── Information shown

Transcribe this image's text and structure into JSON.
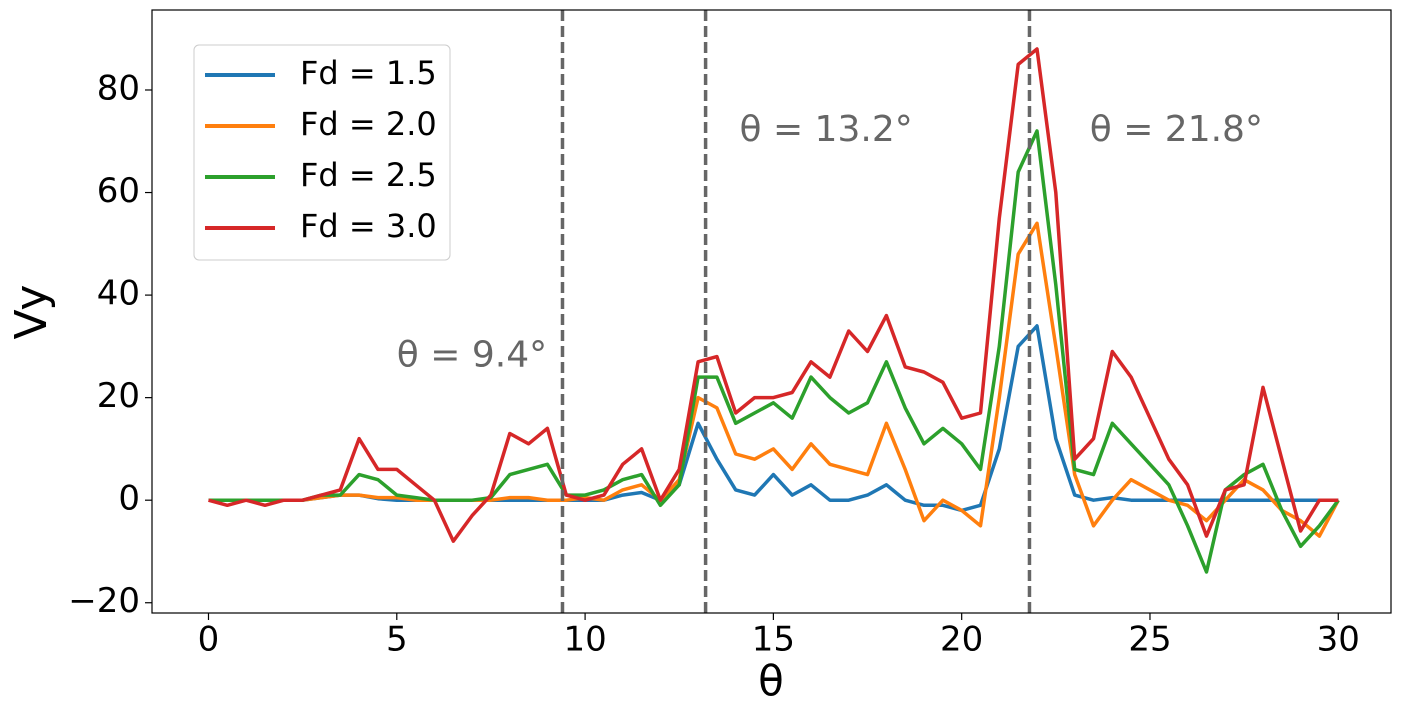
{
  "chart_data": {
    "type": "line",
    "xlabel": "θ",
    "ylabel": "Vy",
    "x": [
      0,
      0.5,
      1,
      1.5,
      2,
      2.5,
      3,
      3.5,
      4,
      4.5,
      5,
      5.5,
      6,
      6.5,
      7,
      7.5,
      8,
      8.5,
      9,
      9.5,
      10,
      10.5,
      11,
      11.5,
      12,
      12.5,
      13,
      13.5,
      14,
      14.5,
      15,
      15.5,
      16,
      16.5,
      17,
      17.5,
      18,
      18.5,
      19,
      19.5,
      20,
      20.5,
      21,
      21.5,
      22,
      22.5,
      23,
      23.5,
      24,
      24.5,
      25,
      25.5,
      26,
      26.5,
      27,
      27.5,
      28,
      28.5,
      29,
      29.5,
      30
    ],
    "series": [
      {
        "name": "Fd = 1.5",
        "color": "#1f77b4",
        "values": [
          0,
          0,
          0,
          0,
          0,
          0,
          0.5,
          1,
          1,
          0.3,
          0,
          0,
          0,
          0,
          0,
          0,
          0,
          0,
          0,
          0,
          0,
          0,
          1,
          1.5,
          0,
          3,
          15,
          8,
          2,
          1,
          5,
          1,
          3,
          0,
          0,
          1,
          3,
          0,
          -1,
          -1,
          -2,
          -1,
          10,
          30,
          34,
          12,
          1,
          0,
          0.5,
          0,
          0,
          0,
          0,
          0,
          0,
          0,
          0,
          0,
          0,
          0,
          0
        ]
      },
      {
        "name": "Fd = 2.0",
        "color": "#ff7f0e",
        "values": [
          0,
          0,
          0,
          0,
          0,
          0,
          0.5,
          1,
          1,
          0.5,
          0.5,
          0,
          0,
          0,
          0,
          0,
          0.5,
          0.5,
          0,
          0,
          0.5,
          0,
          2,
          3,
          0,
          4,
          20,
          18,
          9,
          8,
          10,
          6,
          11,
          7,
          6,
          5,
          15,
          6,
          -4,
          0,
          -2,
          -5,
          20,
          48,
          54,
          30,
          5,
          -5,
          0,
          4,
          2,
          0,
          -1,
          -4,
          0,
          4,
          2,
          -2,
          -4,
          -7,
          0
        ]
      },
      {
        "name": "Fd = 2.5",
        "color": "#2ca02c",
        "values": [
          0,
          0,
          0,
          0,
          0,
          0,
          1,
          1,
          5,
          4,
          1,
          0.5,
          0,
          0,
          0,
          0.5,
          5,
          6,
          7,
          1,
          1,
          2,
          4,
          5,
          -1,
          3,
          24,
          24,
          15,
          17,
          19,
          16,
          24,
          20,
          17,
          19,
          27,
          18,
          11,
          14,
          11,
          6,
          30,
          64,
          72,
          42,
          6,
          5,
          15,
          11,
          7,
          3,
          -5,
          -14,
          2,
          5,
          7,
          -2,
          -9,
          -5,
          0
        ]
      },
      {
        "name": "Fd = 3.0",
        "color": "#d62728",
        "values": [
          0,
          -1,
          0,
          -1,
          0,
          0,
          1,
          2,
          12,
          6,
          6,
          3,
          0,
          -8,
          -3,
          1,
          13,
          11,
          14,
          1,
          0,
          1,
          7,
          10,
          0,
          6,
          27,
          28,
          17,
          20,
          20,
          21,
          27,
          24,
          33,
          29,
          36,
          26,
          25,
          23,
          16,
          17,
          55,
          85,
          88,
          60,
          8,
          12,
          29,
          24,
          16,
          8,
          3,
          -7,
          2,
          3,
          22,
          8,
          -6,
          0,
          0
        ]
      }
    ],
    "xlim": [
      -1.5,
      31.4
    ],
    "ylim": [
      -22,
      95.6
    ],
    "xticks": [
      0,
      5,
      10,
      15,
      20,
      25,
      30
    ],
    "yticks": [
      {
        "value": -20,
        "label": "−20"
      },
      0,
      20,
      40,
      60,
      80
    ],
    "vlines": [
      9.4,
      13.2,
      21.8
    ],
    "annotations": [
      {
        "text": "θ = 9.4°",
        "x": 5,
        "y": 28
      },
      {
        "text": "θ = 13.2°",
        "x": 14.1,
        "y": 72
      },
      {
        "text": "θ = 21.8°",
        "x": 23.4,
        "y": 72
      }
    ],
    "legend": "upper left"
  }
}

────

• _Exercise task_:
Omit the pictures and give the material again, exactly and in full.

• _Problem solution_:
Transcribe this image's text and structure into JSON.
{
  "chart_data": {
    "type": "line",
    "xlabel": "θ",
    "ylabel": "Vy",
    "x": [
      0,
      0.5,
      1,
      1.5,
      2,
      2.5,
      3,
      3.5,
      4,
      4.5,
      5,
      5.5,
      6,
      6.5,
      7,
      7.5,
      8,
      8.5,
      9,
      9.5,
      10,
      10.5,
      11,
      11.5,
      12,
      12.5,
      13,
      13.5,
      14,
      14.5,
      15,
      15.5,
      16,
      16.5,
      17,
      17.5,
      18,
      18.5,
      19,
      19.5,
      20,
      20.5,
      21,
      21.5,
      22,
      22.5,
      23,
      23.5,
      24,
      24.5,
      25,
      25.5,
      26,
      26.5,
      27,
      27.5,
      28,
      28.5,
      29,
      29.5,
      30
    ],
    "series": [
      {
        "name": "Fd = 1.5",
        "color": "#1f77b4",
        "values": [
          0,
          0,
          0,
          0,
          0,
          0,
          0.5,
          1,
          1,
          0.3,
          0,
          0,
          0,
          0,
          0,
          0,
          0,
          0,
          0,
          0,
          0,
          0,
          1,
          1.5,
          0,
          3,
          15,
          8,
          2,
          1,
          5,
          1,
          3,
          0,
          0,
          1,
          3,
          0,
          -1,
          -1,
          -2,
          -1,
          10,
          30,
          34,
          12,
          1,
          0,
          0.5,
          0,
          0,
          0,
          0,
          0,
          0,
          0,
          0,
          0,
          0,
          0,
          0
        ]
      },
      {
        "name": "Fd = 2.0",
        "color": "#ff7f0e",
        "values": [
          0,
          0,
          0,
          0,
          0,
          0,
          0.5,
          1,
          1,
          0.5,
          0.5,
          0,
          0,
          0,
          0,
          0,
          0.5,
          0.5,
          0,
          0,
          0.5,
          0,
          2,
          3,
          0,
          4,
          20,
          18,
          9,
          8,
          10,
          6,
          11,
          7,
          6,
          5,
          15,
          6,
          -4,
          0,
          -2,
          -5,
          20,
          48,
          54,
          30,
          5,
          -5,
          0,
          4,
          2,
          0,
          -1,
          -4,
          0,
          4,
          2,
          -2,
          -4,
          -7,
          0
        ]
      },
      {
        "name": "Fd = 2.5",
        "color": "#2ca02c",
        "values": [
          0,
          0,
          0,
          0,
          0,
          0,
          1,
          1,
          5,
          4,
          1,
          0.5,
          0,
          0,
          0,
          0.5,
          5,
          6,
          7,
          1,
          1,
          2,
          4,
          5,
          -1,
          3,
          24,
          24,
          15,
          17,
          19,
          16,
          24,
          20,
          17,
          19,
          27,
          18,
          11,
          14,
          11,
          6,
          30,
          64,
          72,
          42,
          6,
          5,
          15,
          11,
          7,
          3,
          -5,
          -14,
          2,
          5,
          7,
          -2,
          -9,
          -5,
          0
        ]
      },
      {
        "name": "Fd = 3.0",
        "color": "#d62728",
        "values": [
          0,
          -1,
          0,
          -1,
          0,
          0,
          1,
          2,
          12,
          6,
          6,
          3,
          0,
          -8,
          -3,
          1,
          13,
          11,
          14,
          1,
          0,
          1,
          7,
          10,
          0,
          6,
          27,
          28,
          17,
          20,
          20,
          21,
          27,
          24,
          33,
          29,
          36,
          26,
          25,
          23,
          16,
          17,
          55,
          85,
          88,
          60,
          8,
          12,
          29,
          24,
          16,
          8,
          3,
          -7,
          2,
          3,
          22,
          8,
          -6,
          0,
          0
        ]
      }
    ],
    "xlim": [
      -1.5,
      31.4
    ],
    "ylim": [
      -22,
      95.6
    ],
    "xticks": [
      0,
      5,
      10,
      15,
      20,
      25,
      30
    ],
    "yticks": [
      {
        "value": -20,
        "label": "−20"
      },
      0,
      20,
      40,
      60,
      80
    ],
    "vlines": [
      9.4,
      13.2,
      21.8
    ],
    "annotations": [
      {
        "text": "θ = 9.4°",
        "x": 5,
        "y": 28
      },
      {
        "text": "θ = 13.2°",
        "x": 14.1,
        "y": 72
      },
      {
        "text": "θ = 21.8°",
        "x": 23.4,
        "y": 72
      }
    ],
    "legend": "upper left"
  }
}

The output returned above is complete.